**GIVEN EXERCISE**
Skip every picture and transcribe the remaining material exactly.

Raw records
◆ ◆ ◆

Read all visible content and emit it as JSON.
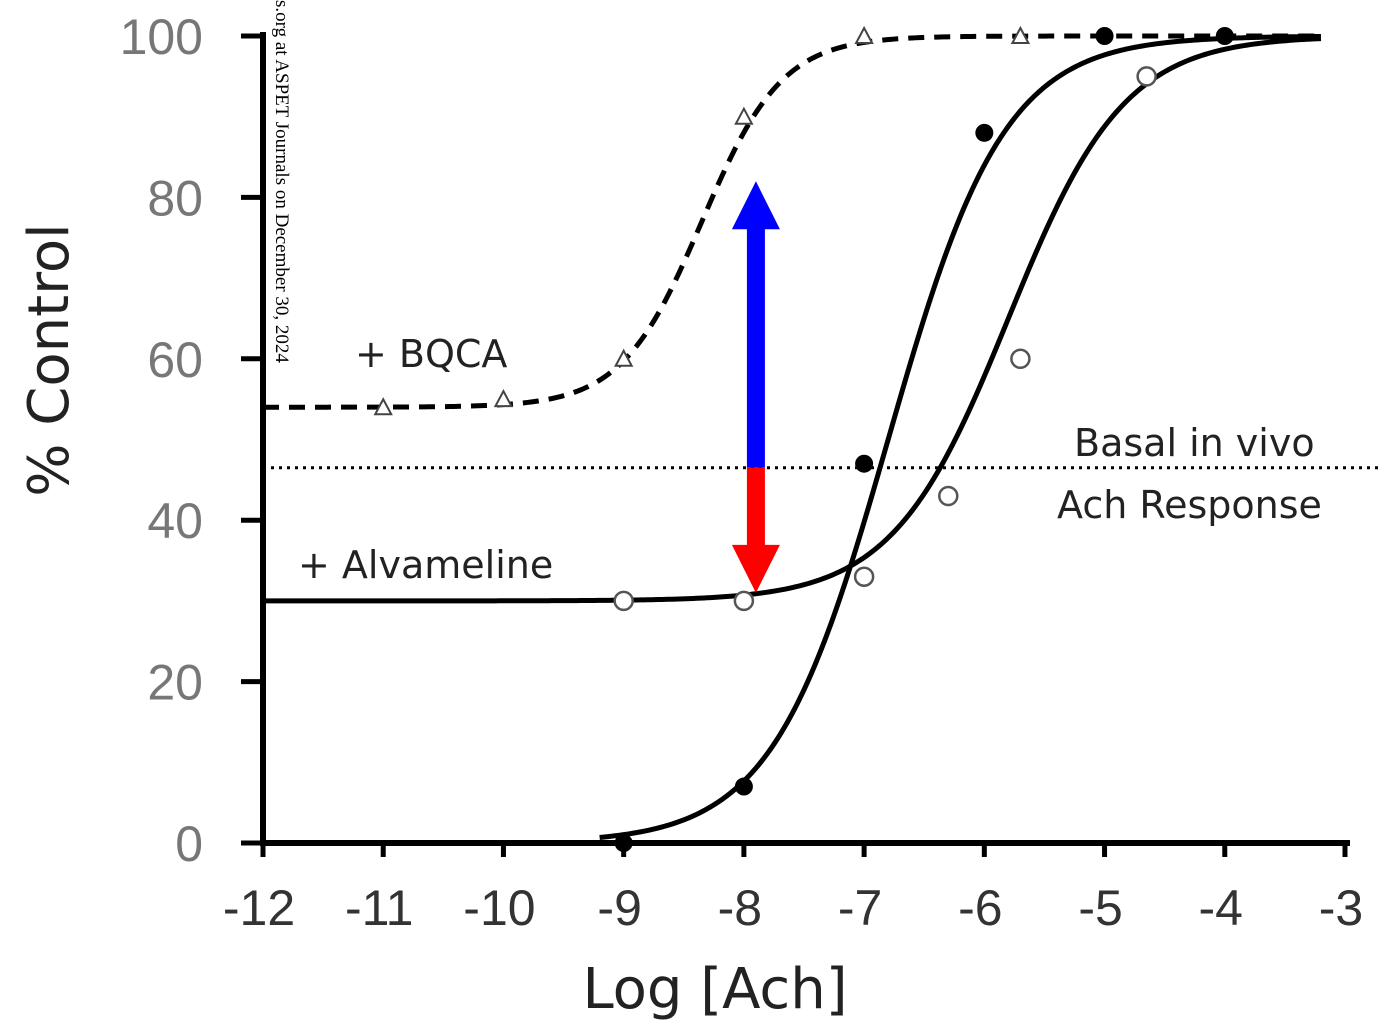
{
  "chart_data": {
    "type": "line",
    "xlabel": "Log [Ach]",
    "ylabel": "% Control",
    "xlim": [
      -12,
      -3
    ],
    "ylim": [
      0,
      100
    ],
    "x_ticks": [
      "-12",
      "-11",
      "-10",
      "-9",
      "-8",
      "-7",
      "-6",
      "-5",
      "-4",
      "-3"
    ],
    "y_ticks": [
      "0",
      "20",
      "40",
      "60",
      "80",
      "100"
    ],
    "grid": false,
    "basal_level": 46.5,
    "annotations": {
      "bqca": "+ BQCA",
      "alvameline": "+ Alvameline",
      "basal_line1": "Basal in vivo",
      "basal_line2": "Ach Response"
    },
    "watermark": "s.org at ASPET Journals on December 30, 2024",
    "arrows": {
      "up": {
        "x": -7.9,
        "from": 46.5,
        "to": 82,
        "color": "#0000ff"
      },
      "down": {
        "x": -7.9,
        "from": 46.5,
        "to": 31,
        "color": "#ff0000"
      }
    },
    "series": [
      {
        "marker": "filled-circle",
        "line": "solid",
        "curve": {
          "bottom": 0,
          "top": 100,
          "logEC50": -6.8,
          "hill": 0.9
        },
        "points": [
          {
            "x": -9,
            "y": 0
          },
          {
            "x": -8,
            "y": 7
          },
          {
            "x": -7,
            "y": 47
          },
          {
            "x": -6,
            "y": 88
          },
          {
            "x": -5,
            "y": 100
          },
          {
            "x": -4,
            "y": 100
          }
        ]
      },
      {
        "name": "+ Alvameline",
        "marker": "open-circle",
        "line": "solid",
        "curve": {
          "bottom": 30,
          "top": 100,
          "logEC50": -5.8,
          "hill": 0.9
        },
        "points": [
          {
            "x": -9,
            "y": 30
          },
          {
            "x": -8,
            "y": 30
          },
          {
            "x": -7,
            "y": 33
          },
          {
            "x": -6.3,
            "y": 43
          },
          {
            "x": -5.7,
            "y": 60
          },
          {
            "x": -4.65,
            "y": 95
          }
        ]
      },
      {
        "name": "+ BQCA",
        "marker": "open-triangle",
        "line": "dashed",
        "curve": {
          "bottom": 54,
          "top": 100,
          "logEC50": -8.35,
          "hill": 1.3
        },
        "points": [
          {
            "x": -11,
            "y": 54
          },
          {
            "x": -10,
            "y": 55
          },
          {
            "x": -9,
            "y": 60
          },
          {
            "x": -8,
            "y": 90
          },
          {
            "x": -7,
            "y": 100
          },
          {
            "x": -5.7,
            "y": 100
          }
        ]
      }
    ]
  }
}
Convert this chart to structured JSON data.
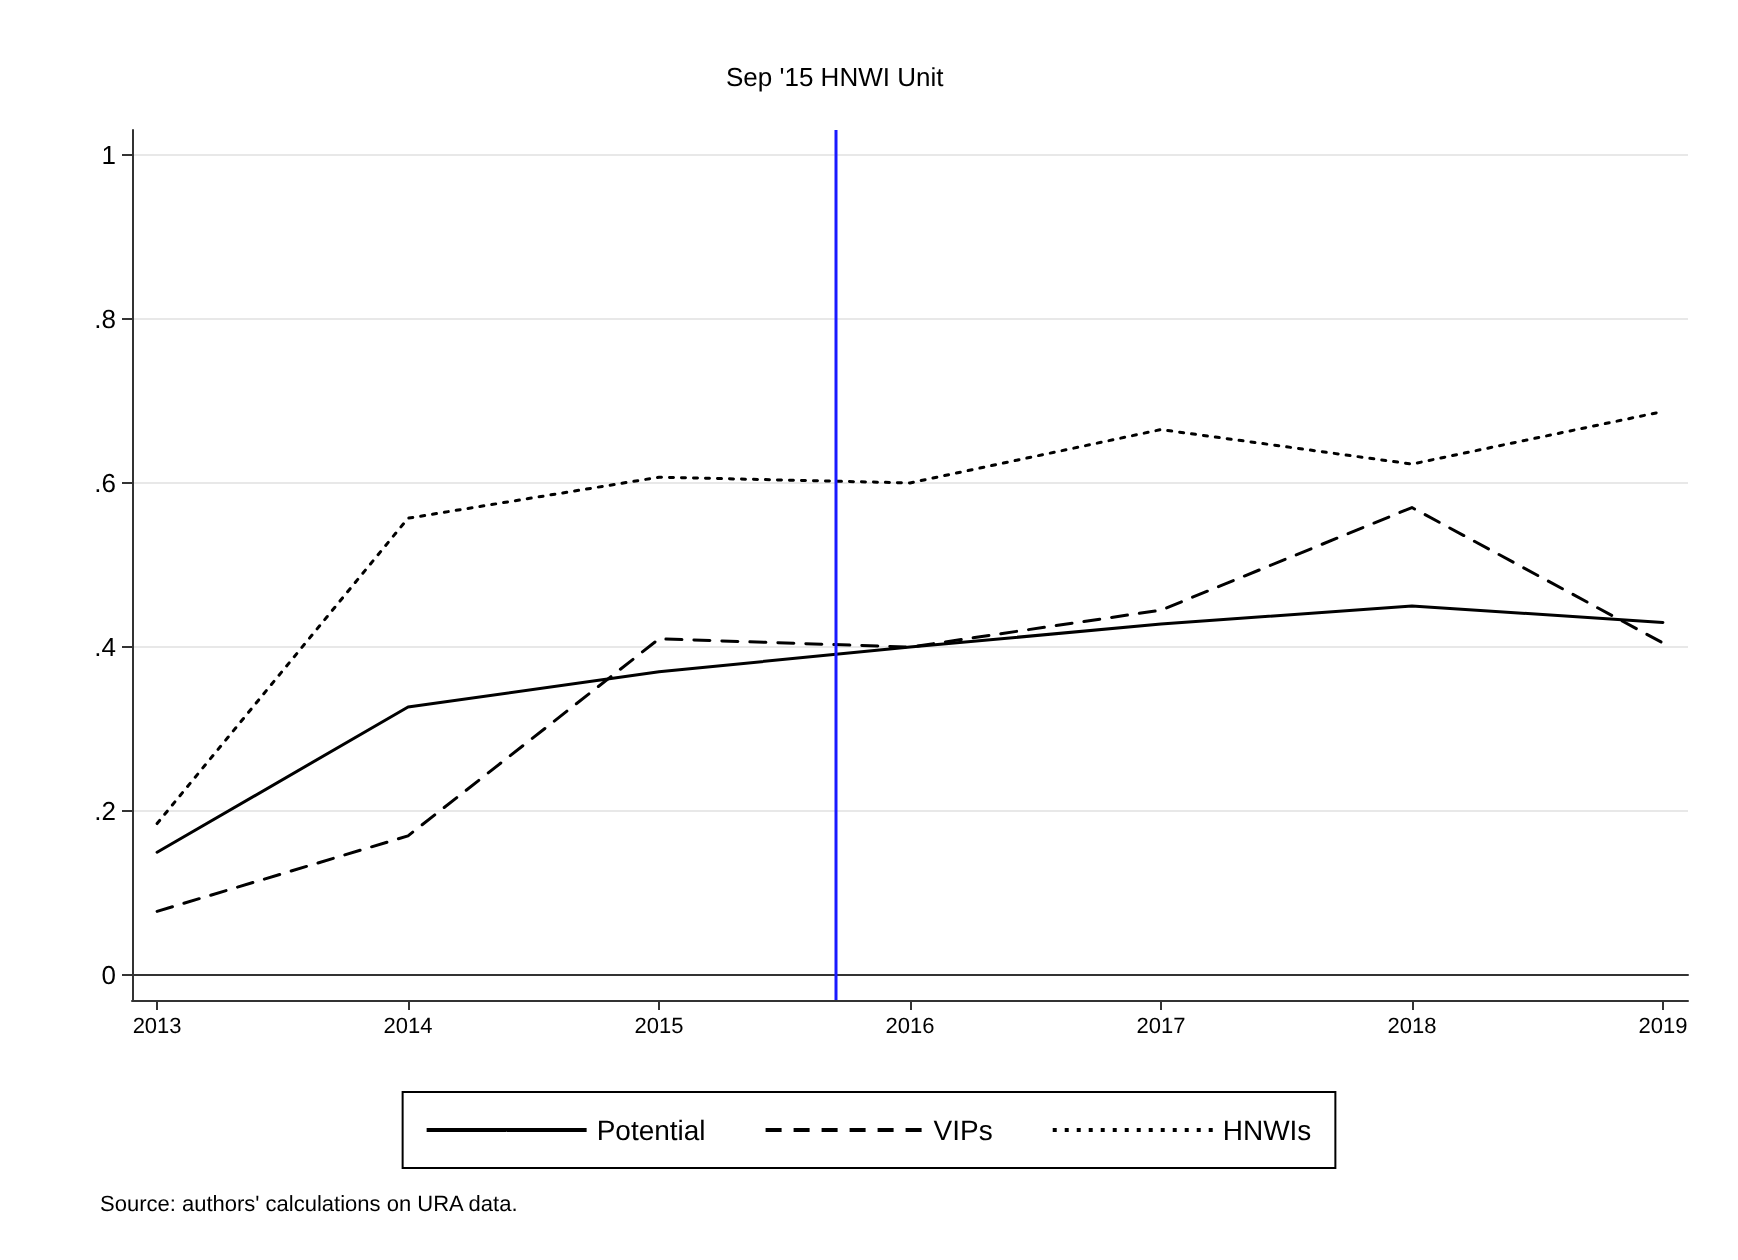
{
  "chart_data": {
    "type": "line",
    "x": [
      2013,
      2014,
      2015,
      2016,
      2017,
      2018,
      2019
    ],
    "series": [
      {
        "name": "Potential",
        "color": "#000000",
        "line_style": "solid",
        "values": [
          0.15,
          0.327,
          0.37,
          0.4,
          0.428,
          0.45,
          0.43
        ]
      },
      {
        "name": "VIPs",
        "color": "#000000",
        "line_style": "dashed",
        "values": [
          0.078,
          0.17,
          0.41,
          0.4,
          0.445,
          0.57,
          0.405
        ]
      },
      {
        "name": "HNWIs",
        "color": "#000000",
        "line_style": "dotted",
        "values": [
          0.185,
          0.557,
          0.607,
          0.6,
          0.665,
          0.623,
          0.687
        ]
      }
    ],
    "xlim": [
      2012.9,
      2019.1
    ],
    "xticks": [
      2013,
      2014,
      2015,
      2016,
      2017,
      2018,
      2019
    ],
    "ylim": [
      -0.03,
      1.03
    ],
    "yticks": [
      0,
      {
        "value": 0.2,
        "label": ".2"
      },
      {
        "value": 0.4,
        "label": ".4"
      },
      {
        "value": 0.6,
        "label": ".6"
      },
      {
        "value": 0.8,
        "label": ".8"
      },
      1
    ],
    "ref_lines": [
      {
        "axis": "x",
        "value": 2015.7,
        "label": "Sep '15 HNWI Unit",
        "color": "#1a1aff"
      }
    ],
    "grid": "y",
    "legend": "bottom",
    "marker": "none",
    "annotations": [
      "Source: authors' calculations on URA data."
    ]
  }
}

◆ ◆ ◆

**EXERCISE ANSWER**
Read all visible content and emit it as JSON.
{
  "chart_data": {
    "type": "line",
    "xlabel": "Log [Ach]",
    "ylabel": "% Control",
    "xlim": [
      -12,
      -3
    ],
    "ylim": [
      0,
      100
    ],
    "x_ticks": [
      "-12",
      "-11",
      "-10",
      "-9",
      "-8",
      "-7",
      "-6",
      "-5",
      "-4",
      "-3"
    ],
    "y_ticks": [
      "0",
      "20",
      "40",
      "60",
      "80",
      "100"
    ],
    "grid": false,
    "basal_level": 46.5,
    "annotations": {
      "bqca": "+ BQCA",
      "alvameline": "+ Alvameline",
      "basal_line1": "Basal in vivo",
      "basal_line2": "Ach Response"
    },
    "watermark": "s.org at ASPET Journals on December 30, 2024",
    "arrows": {
      "up": {
        "x": -7.9,
        "from": 46.5,
        "to": 82,
        "color": "#0000ff"
      },
      "down": {
        "x": -7.9,
        "from": 46.5,
        "to": 31,
        "color": "#ff0000"
      }
    },
    "series": [
      {
        "marker": "filled-circle",
        "line": "solid",
        "curve": {
          "bottom": 0,
          "top": 100,
          "logEC50": -6.8,
          "hill": 0.9
        },
        "points": [
          {
            "x": -9,
            "y": 0
          },
          {
            "x": -8,
            "y": 7
          },
          {
            "x": -7,
            "y": 47
          },
          {
            "x": -6,
            "y": 88
          },
          {
            "x": -5,
            "y": 100
          },
          {
            "x": -4,
            "y": 100
          }
        ]
      },
      {
        "name": "+ Alvameline",
        "marker": "open-circle",
        "line": "solid",
        "curve": {
          "bottom": 30,
          "top": 100,
          "logEC50": -5.8,
          "hill": 0.9
        },
        "points": [
          {
            "x": -9,
            "y": 30
          },
          {
            "x": -8,
            "y": 30
          },
          {
            "x": -7,
            "y": 33
          },
          {
            "x": -6.3,
            "y": 43
          },
          {
            "x": -5.7,
            "y": 60
          },
          {
            "x": -4.65,
            "y": 95
          }
        ]
      },
      {
        "name": "+ BQCA",
        "marker": "open-triangle",
        "line": "dashed",
        "curve": {
          "bottom": 54,
          "top": 100,
          "logEC50": -8.35,
          "hill": 1.3
        },
        "points": [
          {
            "x": -11,
            "y": 54
          },
          {
            "x": -10,
            "y": 55
          },
          {
            "x": -9,
            "y": 60
          },
          {
            "x": -8,
            "y": 90
          },
          {
            "x": -7,
            "y": 100
          },
          {
            "x": -5.7,
            "y": 100
          }
        ]
      }
    ]
  }
}
Convert this chart to structured JSON data.
{
  "chart_data": {
    "type": "line",
    "x": [
      2013,
      2014,
      2015,
      2016,
      2017,
      2018,
      2019
    ],
    "series": [
      {
        "name": "Potential",
        "color": "#000000",
        "line_style": "solid",
        "values": [
          0.15,
          0.327,
          0.37,
          0.4,
          0.428,
          0.45,
          0.43
        ]
      },
      {
        "name": "VIPs",
        "color": "#000000",
        "line_style": "dashed",
        "values": [
          0.078,
          0.17,
          0.41,
          0.4,
          0.445,
          0.57,
          0.405
        ]
      },
      {
        "name": "HNWIs",
        "color": "#000000",
        "line_style": "dotted",
        "values": [
          0.185,
          0.557,
          0.607,
          0.6,
          0.665,
          0.623,
          0.687
        ]
      }
    ],
    "xlim": [
      2012.9,
      2019.1
    ],
    "xticks": [
      2013,
      2014,
      2015,
      2016,
      2017,
      2018,
      2019
    ],
    "ylim": [
      -0.03,
      1.03
    ],
    "yticks": [
      0,
      {
        "value": 0.2,
        "label": ".2"
      },
      {
        "value": 0.4,
        "label": ".4"
      },
      {
        "value": 0.6,
        "label": ".6"
      },
      {
        "value": 0.8,
        "label": ".8"
      },
      1
    ],
    "ref_lines": [
      {
        "axis": "x",
        "value": 2015.7,
        "label": "Sep '15 HNWI Unit",
        "color": "#1a1aff"
      }
    ],
    "grid": "y",
    "legend": "bottom",
    "marker": "none",
    "annotations": [
      "Source: authors' calculations on URA data."
    ]
  }
}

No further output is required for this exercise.